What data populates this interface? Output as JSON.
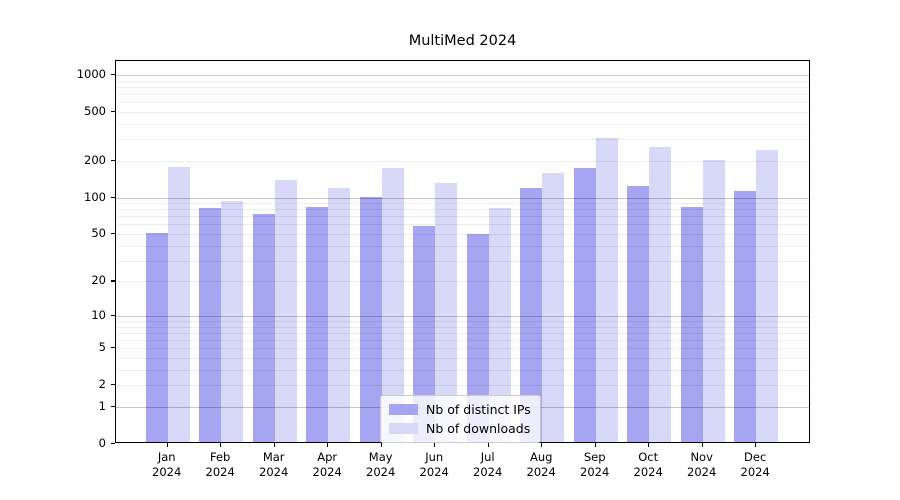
{
  "title": "MultiMed 2024",
  "legend": {
    "items": [
      {
        "label": "Nb of distinct IPs",
        "color": "#a5a5f2"
      },
      {
        "label": "Nb of downloads",
        "color": "#d8d8f8"
      }
    ]
  },
  "chart_data": {
    "type": "bar",
    "title": "MultiMed 2024",
    "categories": [
      "Jan 2024",
      "Feb 2024",
      "Mar 2024",
      "Apr 2024",
      "May 2024",
      "Jun 2024",
      "Jul 2024",
      "Aug 2024",
      "Sep 2024",
      "Oct 2024",
      "Nov 2024",
      "Dec 2024"
    ],
    "series": [
      {
        "name": "Nb of distinct IPs",
        "color": "#a5a5f2",
        "values": [
          49,
          79,
          71,
          81,
          97,
          56,
          48,
          115,
          167,
          120,
          80,
          109
        ]
      },
      {
        "name": "Nb of downloads",
        "color": "#d8d8f8",
        "values": [
          170,
          91,
          133,
          115,
          169,
          126,
          79,
          154,
          296,
          249,
          194,
          236
        ]
      }
    ],
    "xlabel": "",
    "ylabel": "",
    "yscale": "log1p",
    "ylim": [
      0,
      1300
    ],
    "ytick_labels": [
      0,
      1,
      2,
      5,
      10,
      20,
      50,
      100,
      200,
      500,
      1000
    ],
    "grid": true,
    "gridline_major_values": [
      1,
      10,
      100,
      1000
    ],
    "gridline_minor_values": [
      2,
      3,
      4,
      5,
      6,
      7,
      8,
      9,
      20,
      30,
      40,
      50,
      60,
      70,
      80,
      90,
      200,
      300,
      400,
      500,
      600,
      700,
      800,
      900
    ],
    "legend_position": "lower center"
  },
  "colors": {
    "background": "#ffffff",
    "axis": "#000000",
    "grid_major": "#c6c6c6",
    "grid_minor": "#ececec",
    "text": "#000000"
  }
}
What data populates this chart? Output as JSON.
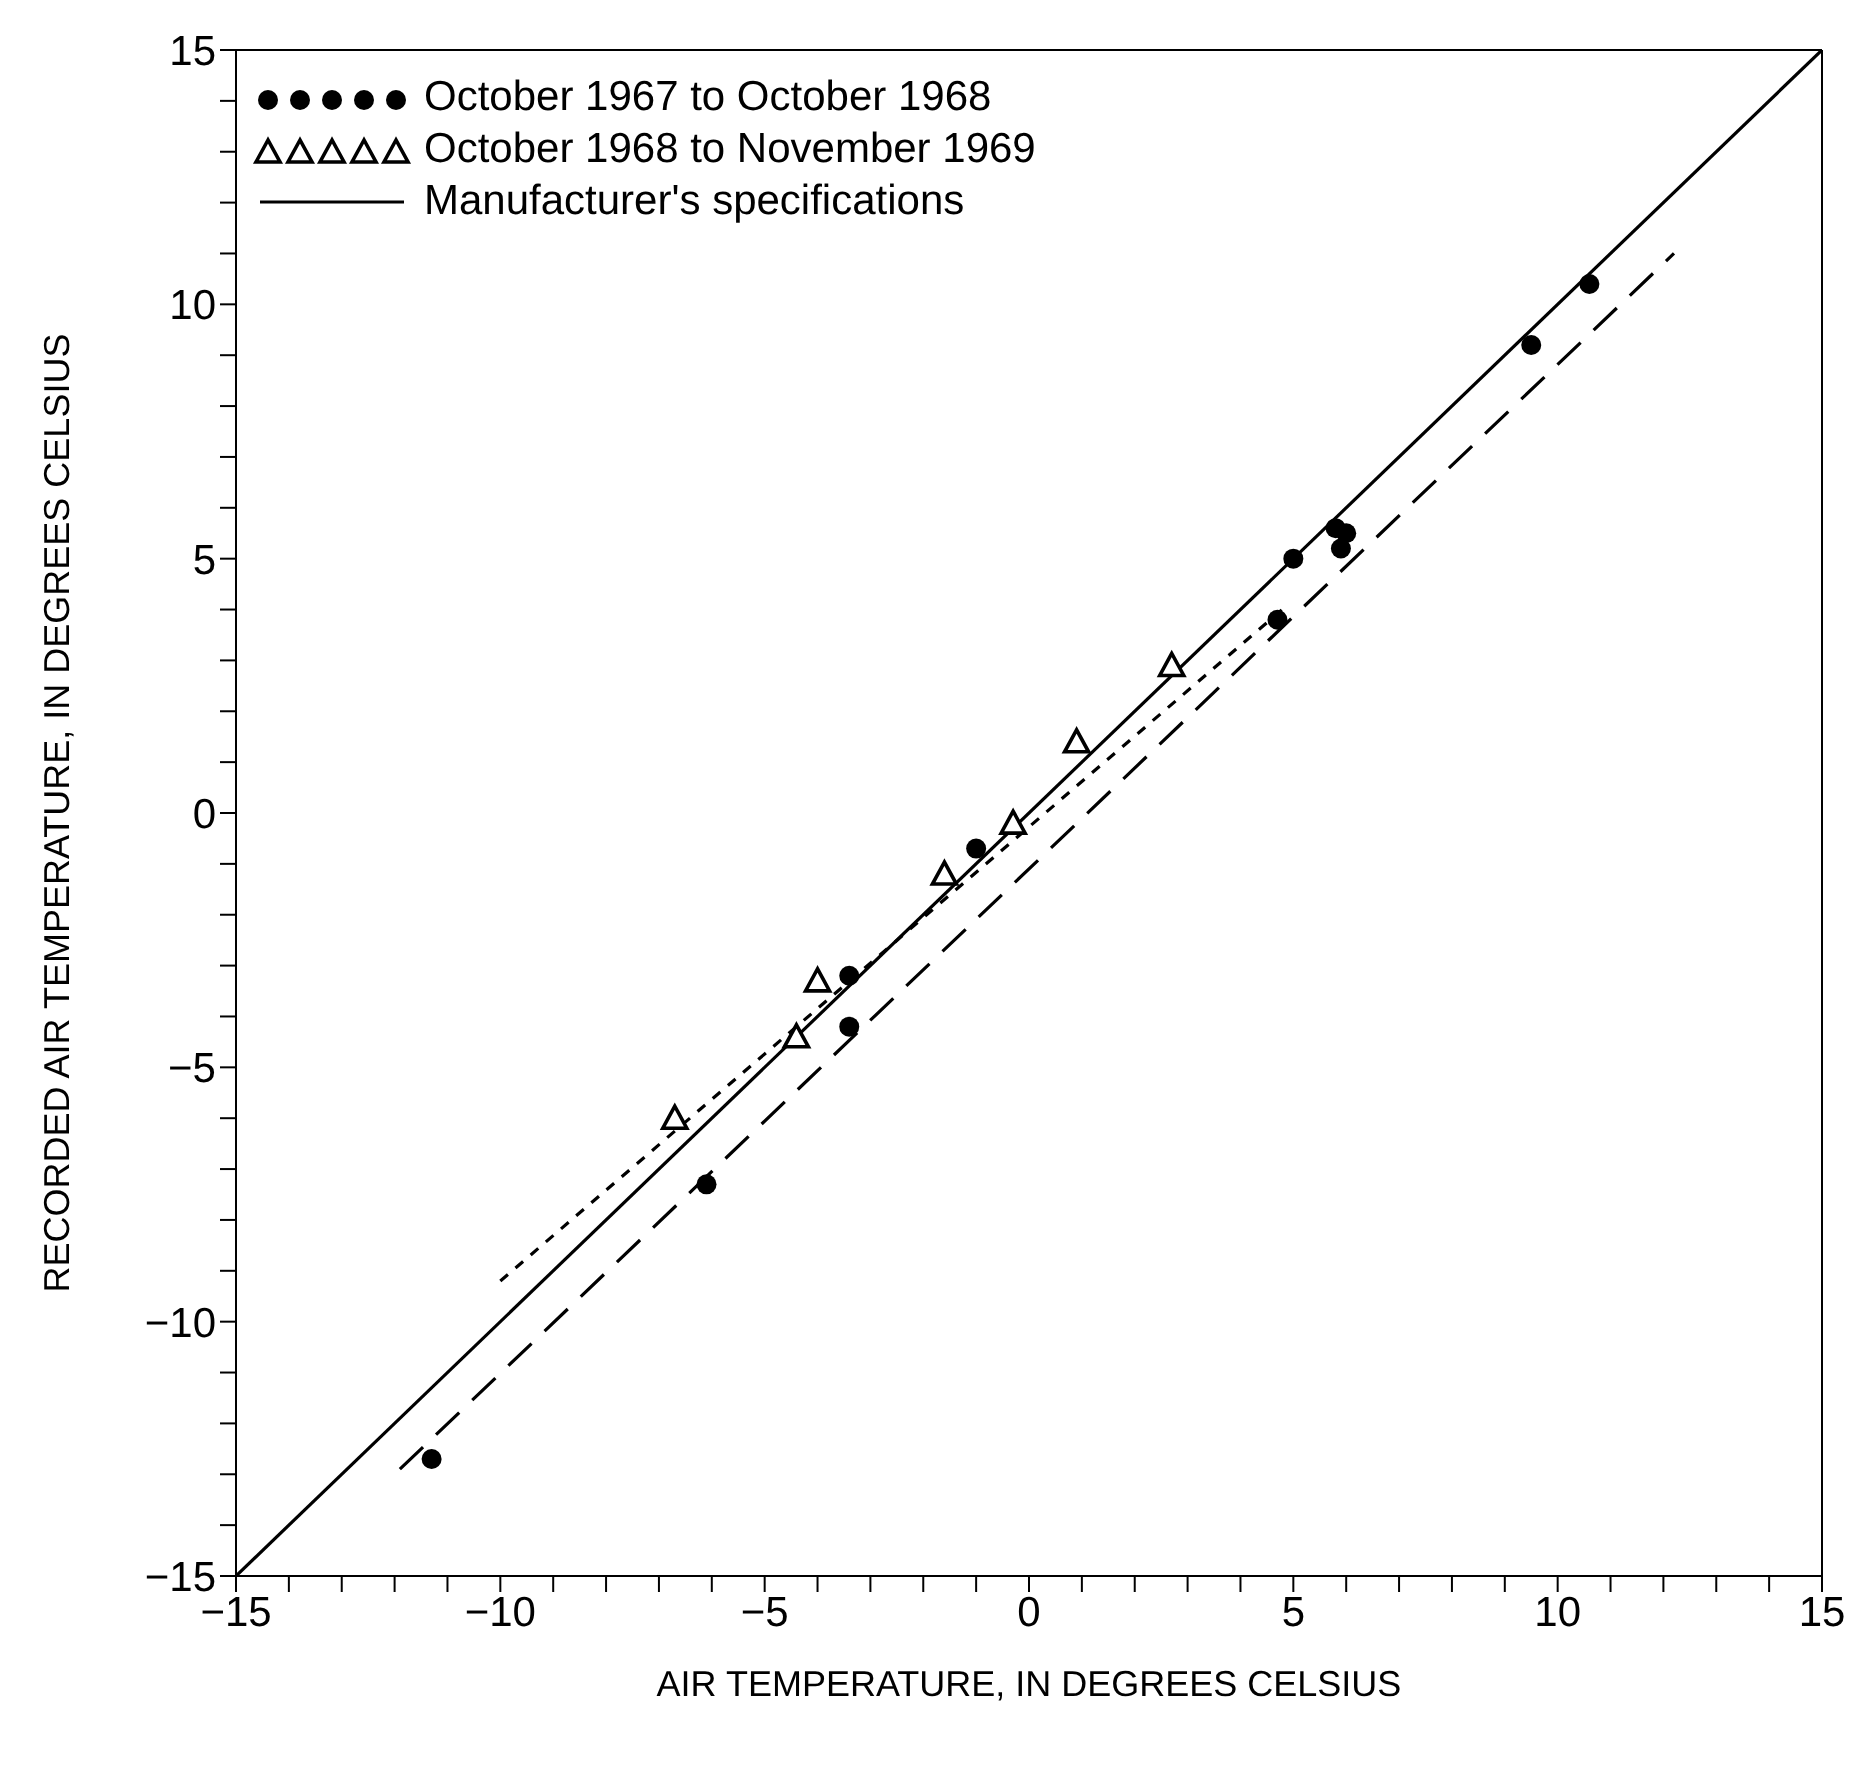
{
  "chart_data": {
    "type": "scatter",
    "xlabel": "AIR TEMPERATURE, IN DEGREES CELSIUS",
    "ylabel": "RECORDED AIR TEMPERATURE, IN DEGREES CELSIUS",
    "xlim": [
      -15,
      15
    ],
    "ylim": [
      -15,
      15
    ],
    "xticks": [
      -15,
      {
        "value": -14,
        "label": null
      },
      {
        "value": -13,
        "label": null
      },
      {
        "value": -12,
        "label": null
      },
      {
        "value": -11,
        "label": null
      },
      -10,
      {
        "value": -9,
        "label": null
      },
      {
        "value": -8,
        "label": null
      },
      {
        "value": -7,
        "label": null
      },
      {
        "value": -6,
        "label": null
      },
      -5,
      {
        "value": -4,
        "label": null
      },
      {
        "value": -3,
        "label": null
      },
      {
        "value": -2,
        "label": null
      },
      {
        "value": -1,
        "label": null
      },
      0,
      {
        "value": 1,
        "label": null
      },
      {
        "value": 2,
        "label": null
      },
      {
        "value": 3,
        "label": null
      },
      {
        "value": 4,
        "label": null
      },
      5,
      {
        "value": 6,
        "label": null
      },
      {
        "value": 7,
        "label": null
      },
      {
        "value": 8,
        "label": null
      },
      {
        "value": 9,
        "label": null
      },
      10,
      {
        "value": 11,
        "label": null
      },
      {
        "value": 12,
        "label": null
      },
      {
        "value": 13,
        "label": null
      },
      {
        "value": 14,
        "label": null
      },
      15
    ],
    "yticks": [
      -15,
      {
        "value": -14,
        "label": null
      },
      {
        "value": -13,
        "label": null
      },
      {
        "value": -12,
        "label": null
      },
      {
        "value": -11,
        "label": null
      },
      -10,
      {
        "value": -9,
        "label": null
      },
      {
        "value": -8,
        "label": null
      },
      {
        "value": -7,
        "label": null
      },
      {
        "value": -6,
        "label": null
      },
      -5,
      {
        "value": -4,
        "label": null
      },
      {
        "value": -3,
        "label": null
      },
      {
        "value": -2,
        "label": null
      },
      {
        "value": -1,
        "label": null
      },
      0,
      {
        "value": 1,
        "label": null
      },
      {
        "value": 2,
        "label": null
      },
      {
        "value": 3,
        "label": null
      },
      {
        "value": 4,
        "label": null
      },
      5,
      {
        "value": 6,
        "label": null
      },
      {
        "value": 7,
        "label": null
      },
      {
        "value": 8,
        "label": null
      },
      {
        "value": 9,
        "label": null
      },
      10,
      {
        "value": 11,
        "label": null
      },
      {
        "value": 12,
        "label": null
      },
      {
        "value": 13,
        "label": null
      },
      {
        "value": 14,
        "label": null
      },
      15
    ],
    "grid": false,
    "legend": "top left",
    "series": [
      {
        "name": "October 1967 to October 1968",
        "marker": "circle",
        "color": "#000000",
        "x": [
          -11.3,
          -6.1,
          -3.4,
          -3.4,
          -1.0,
          4.7,
          5.0,
          5.8,
          5.9,
          6.0,
          9.5,
          10.6
        ],
        "values": [
          -12.7,
          -7.3,
          -4.2,
          -3.2,
          -0.7,
          3.8,
          5.0,
          5.6,
          5.2,
          5.5,
          9.2,
          10.4
        ]
      },
      {
        "name": "October 1968 to November 1969",
        "marker": "triangle",
        "color": "#000000",
        "x": [
          -6.7,
          -4.4,
          -4.0,
          -1.6,
          -0.3,
          0.9,
          2.7
        ],
        "values": [
          -6.0,
          -4.4,
          -3.3,
          -1.2,
          -0.2,
          1.4,
          2.9
        ]
      },
      {
        "name": "Manufacturer's specifications",
        "type": "line",
        "line_style": "solid",
        "color": "#000000",
        "x": [
          -15,
          15
        ],
        "values": [
          -15,
          15
        ]
      },
      {
        "type": "line",
        "line_style": "dashed",
        "color": "#000000",
        "x": [
          -11.9,
          12.2
        ],
        "values": [
          -12.9,
          11.0
        ]
      },
      {
        "type": "line",
        "line_style": "dotted",
        "color": "#000000",
        "x": [
          -10.0,
          4.9
        ],
        "values": [
          -9.2,
          4.1
        ]
      }
    ]
  }
}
☆ ☆ ☆ ☆ ☆ ☆ ☆
Keep the pictures out of the copy and write out the data exactly as it stands.

What data populates this interface? Output as JSON.
{
  "title": "MultiMed 2024",
  "legend": {
    "items": [
      {
        "label": "Nb of distinct IPs",
        "color": "#a5a5f2"
      },
      {
        "label": "Nb of downloads",
        "color": "#d8d8f8"
      }
    ]
  },
  "chart_data": {
    "type": "bar",
    "title": "MultiMed 2024",
    "categories": [
      "Jan 2024",
      "Feb 2024",
      "Mar 2024",
      "Apr 2024",
      "May 2024",
      "Jun 2024",
      "Jul 2024",
      "Aug 2024",
      "Sep 2024",
      "Oct 2024",
      "Nov 2024",
      "Dec 2024"
    ],
    "series": [
      {
        "name": "Nb of distinct IPs",
        "color": "#a5a5f2",
        "values": [
          49,
          79,
          71,
          81,
          97,
          56,
          48,
          115,
          167,
          120,
          80,
          109
        ]
      },
      {
        "name": "Nb of downloads",
        "color": "#d8d8f8",
        "values": [
          170,
          91,
          133,
          115,
          169,
          126,
          79,
          154,
          296,
          249,
          194,
          236
        ]
      }
    ],
    "xlabel": "",
    "ylabel": "",
    "yscale": "log1p",
    "ylim": [
      0,
      1300
    ],
    "ytick_labels": [
      0,
      1,
      2,
      5,
      10,
      20,
      50,
      100,
      200,
      500,
      1000
    ],
    "grid": true,
    "gridline_major_values": [
      1,
      10,
      100,
      1000
    ],
    "gridline_minor_values": [
      2,
      3,
      4,
      5,
      6,
      7,
      8,
      9,
      20,
      30,
      40,
      50,
      60,
      70,
      80,
      90,
      200,
      300,
      400,
      500,
      600,
      700,
      800,
      900
    ],
    "legend_position": "lower center"
  },
  "colors": {
    "background": "#ffffff",
    "axis": "#000000",
    "grid_major": "#c6c6c6",
    "grid_minor": "#ececec",
    "text": "#000000"
  }
}
What data populates this chart? Output as JSON.
{
  "chart_data": {
    "type": "scatter",
    "xlabel": "AIR TEMPERATURE, IN DEGREES CELSIUS",
    "ylabel": "RECORDED AIR TEMPERATURE, IN DEGREES CELSIUS",
    "xlim": [
      -15,
      15
    ],
    "ylim": [
      -15,
      15
    ],
    "xticks": [
      -15,
      {
        "value": -14,
        "label": null
      },
      {
        "value": -13,
        "label": null
      },
      {
        "value": -12,
        "label": null
      },
      {
        "value": -11,
        "label": null
      },
      -10,
      {
        "value": -9,
        "label": null
      },
      {
        "value": -8,
        "label": null
      },
      {
        "value": -7,
        "label": null
      },
      {
        "value": -6,
        "label": null
      },
      -5,
      {
        "value": -4,
        "label": null
      },
      {
        "value": -3,
        "label": null
      },
      {
        "value": -2,
        "label": null
      },
      {
        "value": -1,
        "label": null
      },
      0,
      {
        "value": 1,
        "label": null
      },
      {
        "value": 2,
        "label": null
      },
      {
        "value": 3,
        "label": null
      },
      {
        "value": 4,
        "label": null
      },
      5,
      {
        "value": 6,
        "label": null
      },
      {
        "value": 7,
        "label": null
      },
      {
        "value": 8,
        "label": null
      },
      {
        "value": 9,
        "label": null
      },
      10,
      {
        "value": 11,
        "label": null
      },
      {
        "value": 12,
        "label": null
      },
      {
        "value": 13,
        "label": null
      },
      {
        "value": 14,
        "label": null
      },
      15
    ],
    "yticks": [
      -15,
      {
        "value": -14,
        "label": null
      },
      {
        "value": -13,
        "label": null
      },
      {
        "value": -12,
        "label": null
      },
      {
        "value": -11,
        "label": null
      },
      -10,
      {
        "value": -9,
        "label": null
      },
      {
        "value": -8,
        "label": null
      },
      {
        "value": -7,
        "label": null
      },
      {
        "value": -6,
        "label": null
      },
      -5,
      {
        "value": -4,
        "label": null
      },
      {
        "value": -3,
        "label": null
      },
      {
        "value": -2,
        "label": null
      },
      {
        "value": -1,
        "label": null
      },
      0,
      {
        "value": 1,
        "label": null
      },
      {
        "value": 2,
        "label": null
      },
      {
        "value": 3,
        "label": null
      },
      {
        "value": 4,
        "label": null
      },
      5,
      {
        "value": 6,
        "label": null
      },
      {
        "value": 7,
        "label": null
      },
      {
        "value": 8,
        "label": null
      },
      {
        "value": 9,
        "label": null
      },
      10,
      {
        "value": 11,
        "label": null
      },
      {
        "value": 12,
        "label": null
      },
      {
        "value": 13,
        "label": null
      },
      {
        "value": 14,
        "label": null
      },
      15
    ],
    "grid": false,
    "legend": "top left",
    "series": [
      {
        "name": "October 1967 to October 1968",
        "marker": "circle",
        "color": "#000000",
        "x": [
          -11.3,
          -6.1,
          -3.4,
          -3.4,
          -1.0,
          4.7,
          5.0,
          5.8,
          5.9,
          6.0,
          9.5,
          10.6
        ],
        "values": [
          -12.7,
          -7.3,
          -4.2,
          -3.2,
          -0.7,
          3.8,
          5.0,
          5.6,
          5.2,
          5.5,
          9.2,
          10.4
        ]
      },
      {
        "name": "October 1968 to November 1969",
        "marker": "triangle",
        "color": "#000000",
        "x": [
          -6.7,
          -4.4,
          -4.0,
          -1.6,
          -0.3,
          0.9,
          2.7
        ],
        "values": [
          -6.0,
          -4.4,
          -3.3,
          -1.2,
          -0.2,
          1.4,
          2.9
        ]
      },
      {
        "name": "Manufacturer's specifications",
        "type": "line",
        "line_style": "solid",
        "color": "#000000",
        "x": [
          -15,
          15
        ],
        "values": [
          -15,
          15
        ]
      },
      {
        "type": "line",
        "line_style": "dashed",
        "color": "#000000",
        "x": [
          -11.9,
          12.2
        ],
        "values": [
          -12.9,
          11.0
        ]
      },
      {
        "type": "line",
        "line_style": "dotted",
        "color": "#000000",
        "x": [
          -10.0,
          4.9
        ],
        "values": [
          -9.2,
          4.1
        ]
      }
    ]
  }
}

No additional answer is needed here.